** Start **

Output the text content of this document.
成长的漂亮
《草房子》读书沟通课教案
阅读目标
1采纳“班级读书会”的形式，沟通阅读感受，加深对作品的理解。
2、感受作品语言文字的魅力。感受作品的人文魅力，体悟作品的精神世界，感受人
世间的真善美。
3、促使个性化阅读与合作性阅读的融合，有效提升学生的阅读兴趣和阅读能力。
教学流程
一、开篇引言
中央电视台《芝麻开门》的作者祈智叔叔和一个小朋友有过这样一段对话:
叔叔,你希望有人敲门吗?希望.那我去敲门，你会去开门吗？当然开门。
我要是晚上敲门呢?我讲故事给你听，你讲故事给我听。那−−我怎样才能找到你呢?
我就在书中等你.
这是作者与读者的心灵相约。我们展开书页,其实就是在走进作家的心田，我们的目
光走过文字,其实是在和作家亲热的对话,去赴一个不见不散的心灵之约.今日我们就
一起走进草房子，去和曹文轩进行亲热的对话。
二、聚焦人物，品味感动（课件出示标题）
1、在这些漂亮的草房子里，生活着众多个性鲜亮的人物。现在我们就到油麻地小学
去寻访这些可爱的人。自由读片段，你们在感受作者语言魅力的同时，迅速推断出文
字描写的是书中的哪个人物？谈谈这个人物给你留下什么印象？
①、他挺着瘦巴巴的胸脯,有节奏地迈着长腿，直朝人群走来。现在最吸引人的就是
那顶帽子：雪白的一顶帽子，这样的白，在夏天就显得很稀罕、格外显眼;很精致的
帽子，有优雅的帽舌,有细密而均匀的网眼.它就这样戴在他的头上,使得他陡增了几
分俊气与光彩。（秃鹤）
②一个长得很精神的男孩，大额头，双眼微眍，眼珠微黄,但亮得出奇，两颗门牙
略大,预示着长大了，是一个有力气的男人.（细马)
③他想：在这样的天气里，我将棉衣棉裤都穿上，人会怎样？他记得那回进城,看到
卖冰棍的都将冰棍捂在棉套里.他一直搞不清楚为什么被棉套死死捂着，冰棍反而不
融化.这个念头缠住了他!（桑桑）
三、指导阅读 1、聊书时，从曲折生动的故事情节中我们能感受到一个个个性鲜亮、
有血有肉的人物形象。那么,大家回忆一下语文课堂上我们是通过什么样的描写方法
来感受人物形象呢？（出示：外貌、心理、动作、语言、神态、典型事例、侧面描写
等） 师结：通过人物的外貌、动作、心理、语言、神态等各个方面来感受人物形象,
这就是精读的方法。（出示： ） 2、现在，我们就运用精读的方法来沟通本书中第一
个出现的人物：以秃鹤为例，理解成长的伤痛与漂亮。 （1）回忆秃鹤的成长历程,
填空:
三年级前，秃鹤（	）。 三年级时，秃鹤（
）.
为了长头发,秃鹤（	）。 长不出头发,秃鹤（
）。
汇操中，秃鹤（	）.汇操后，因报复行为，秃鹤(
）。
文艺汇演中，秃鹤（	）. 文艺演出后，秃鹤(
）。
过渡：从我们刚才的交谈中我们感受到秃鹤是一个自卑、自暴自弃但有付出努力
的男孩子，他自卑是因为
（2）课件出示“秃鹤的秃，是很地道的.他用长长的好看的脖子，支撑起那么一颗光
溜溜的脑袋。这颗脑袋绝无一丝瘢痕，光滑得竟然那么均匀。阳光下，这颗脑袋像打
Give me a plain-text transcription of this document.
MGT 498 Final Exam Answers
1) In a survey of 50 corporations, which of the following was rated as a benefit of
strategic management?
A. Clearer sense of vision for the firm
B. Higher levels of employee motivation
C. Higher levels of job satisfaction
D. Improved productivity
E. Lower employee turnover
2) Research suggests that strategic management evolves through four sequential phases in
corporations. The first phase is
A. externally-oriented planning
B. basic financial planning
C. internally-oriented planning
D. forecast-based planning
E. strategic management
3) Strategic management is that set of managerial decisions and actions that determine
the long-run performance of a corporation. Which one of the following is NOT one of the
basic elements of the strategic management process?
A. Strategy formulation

** End **

EXERCISE PROMPT: Write out the full listing, keeping every line exactly as it is.

WORKED ANSWER:
Output the text content of this document.
成长的漂亮
《草房子》读书沟通课教案
阅读目标
1采纳“班级读书会”的形式，沟通阅读感受，加深对作品的理解。
2、感受作品语言文字的魅力。感受作品的人文魅力，体悟作品的精神世界，感受人
世间的真善美。
3、促使个性化阅读与合作性阅读的融合，有效提升学生的阅读兴趣和阅读能力。
教学流程
一、开篇引言
中央电视台《芝麻开门》的作者祈智叔叔和一个小朋友有过这样一段对话:
叔叔,你希望有人敲门吗?希望.那我去敲门，你会去开门吗？当然开门。
我要是晚上敲门呢?我讲故事给你听，你讲故事给我听。那−−我怎样才能找到你呢?
我就在书中等你.
这是作者与读者的心灵相约。我们展开书页,其实就是在走进作家的心田，我们的目
光走过文字,其实是在和作家亲热的对话,去赴一个不见不散的心灵之约.今日我们就
一起走进草房子，去和曹文轩进行亲热的对话。
二、聚焦人物，品味感动（课件出示标题）
1、在这些漂亮的草房子里，生活着众多个性鲜亮的人物。现在我们就到油麻地小学
去寻访这些可爱的人。自由读片段，你们在感受作者语言魅力的同时，迅速推断出文
字描写的是书中的哪个人物？谈谈这个人物给你留下什么印象？
①、他挺着瘦巴巴的胸脯,有节奏地迈着长腿，直朝人群走来。现在最吸引人的就是
那顶帽子：雪白的一顶帽子，这样的白，在夏天就显得很稀罕、格外显眼;很精致的
帽子，有优雅的帽舌,有细密而均匀的网眼.它就这样戴在他的头上,使得他陡增了几
分俊气与光彩。（秃鹤）
②一个长得很精神的男孩，大额头，双眼微眍，眼珠微黄,但亮得出奇，两颗门牙
略大,预示着长大了，是一个有力气的男人.（细马)
③他想：在这样的天气里，我将棉衣棉裤都穿上，人会怎样？他记得那回进城,看到
卖冰棍的都将冰棍捂在棉套里.他一直搞不清楚为什么被棉套死死捂着，冰棍反而不
融化.这个念头缠住了他!（桑桑）
三、指导阅读 1、聊书时，从曲折生动的故事情节中我们能感受到一个个个性鲜亮、
有血有肉的人物形象。那么,大家回忆一下语文课堂上我们是通过什么样的描写方法
来感受人物形象呢？（出示：外貌、心理、动作、语言、神态、典型事例、侧面描写
等） 师结：通过人物的外貌、动作、心理、语言、神态等各个方面来感受人物形象,
这就是精读的方法。（出示： ） 2、现在，我们就运用精读的方法来沟通本书中第一
个出现的人物：以秃鹤为例，理解成长的伤痛与漂亮。 （1）回忆秃鹤的成长历程,
填空:
三年级前，秃鹤（	）。 三年级时，秃鹤（
）.
为了长头发,秃鹤（	）。 长不出头发,秃鹤（
）。
汇操中，秃鹤（	）.汇操后，因报复行为，秃鹤(
）。
文艺汇演中，秃鹤（	）. 文艺演出后，秃鹤(
）。
过渡：从我们刚才的交谈中我们感受到秃鹤是一个自卑、自暴自弃但有付出努力
的男孩子，他自卑是因为
（2）课件出示“秃鹤的秃，是很地道的.他用长长的好看的脖子，支撑起那么一颗光
溜溜的脑袋。这颗脑袋绝无一丝瘢痕，光滑得竟然那么均匀。阳光下，这颗脑袋像打
Give me a plain-text transcription of this document.
MGT 498 Final Exam Answers
1) In a survey of 50 corporations, which of the following was rated as a benefit of
strategic management?
A. Clearer sense of vision for the firm
B. Higher levels of employee motivation
C. Higher levels of job satisfaction
D. Improved productivity
E. Lower employee turnover
2) Research suggests that strategic management evolves through four sequential phases in
corporations. The first phase is
A. externally-oriented planning
B. basic financial planning
C. internally-oriented planning
D. forecast-based planning
E. strategic management
3) Strategic management is that set of managerial decisions and actions that determine
the long-run performance of a corporation. Which one of the following is NOT one of the
basic elements of the strategic management process?
A. Strategy formulation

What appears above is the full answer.